--- Provided material ---

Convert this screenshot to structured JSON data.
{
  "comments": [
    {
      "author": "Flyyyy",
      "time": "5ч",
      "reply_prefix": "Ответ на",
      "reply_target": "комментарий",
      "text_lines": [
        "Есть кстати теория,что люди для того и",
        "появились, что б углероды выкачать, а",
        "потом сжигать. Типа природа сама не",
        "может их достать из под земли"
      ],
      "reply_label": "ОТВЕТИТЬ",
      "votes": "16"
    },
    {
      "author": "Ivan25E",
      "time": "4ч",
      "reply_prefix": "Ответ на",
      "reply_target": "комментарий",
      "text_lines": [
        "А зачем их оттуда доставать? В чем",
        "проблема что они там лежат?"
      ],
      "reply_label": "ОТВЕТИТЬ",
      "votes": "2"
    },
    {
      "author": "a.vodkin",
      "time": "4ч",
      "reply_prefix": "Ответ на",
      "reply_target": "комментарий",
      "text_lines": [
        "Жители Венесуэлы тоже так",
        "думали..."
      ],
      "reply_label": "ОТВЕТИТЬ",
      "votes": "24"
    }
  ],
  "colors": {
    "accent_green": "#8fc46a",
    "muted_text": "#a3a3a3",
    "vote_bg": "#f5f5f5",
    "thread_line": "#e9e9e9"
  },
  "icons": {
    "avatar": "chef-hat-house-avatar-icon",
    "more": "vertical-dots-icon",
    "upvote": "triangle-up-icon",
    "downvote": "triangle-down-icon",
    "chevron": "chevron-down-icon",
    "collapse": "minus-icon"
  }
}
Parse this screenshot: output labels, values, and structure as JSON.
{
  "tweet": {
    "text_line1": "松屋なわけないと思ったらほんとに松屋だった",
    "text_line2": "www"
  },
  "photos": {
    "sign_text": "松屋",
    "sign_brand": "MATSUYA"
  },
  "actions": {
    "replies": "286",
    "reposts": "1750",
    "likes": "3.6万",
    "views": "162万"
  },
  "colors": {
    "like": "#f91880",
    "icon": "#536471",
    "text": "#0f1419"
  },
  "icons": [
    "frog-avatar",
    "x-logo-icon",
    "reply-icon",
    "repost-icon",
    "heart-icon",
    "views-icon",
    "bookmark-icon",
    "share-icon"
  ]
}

--- Stated exercise ---
Tally the lines in these entries that have the string "author" in them, then answer with the count and nothing else.

--- Response to the task ---
3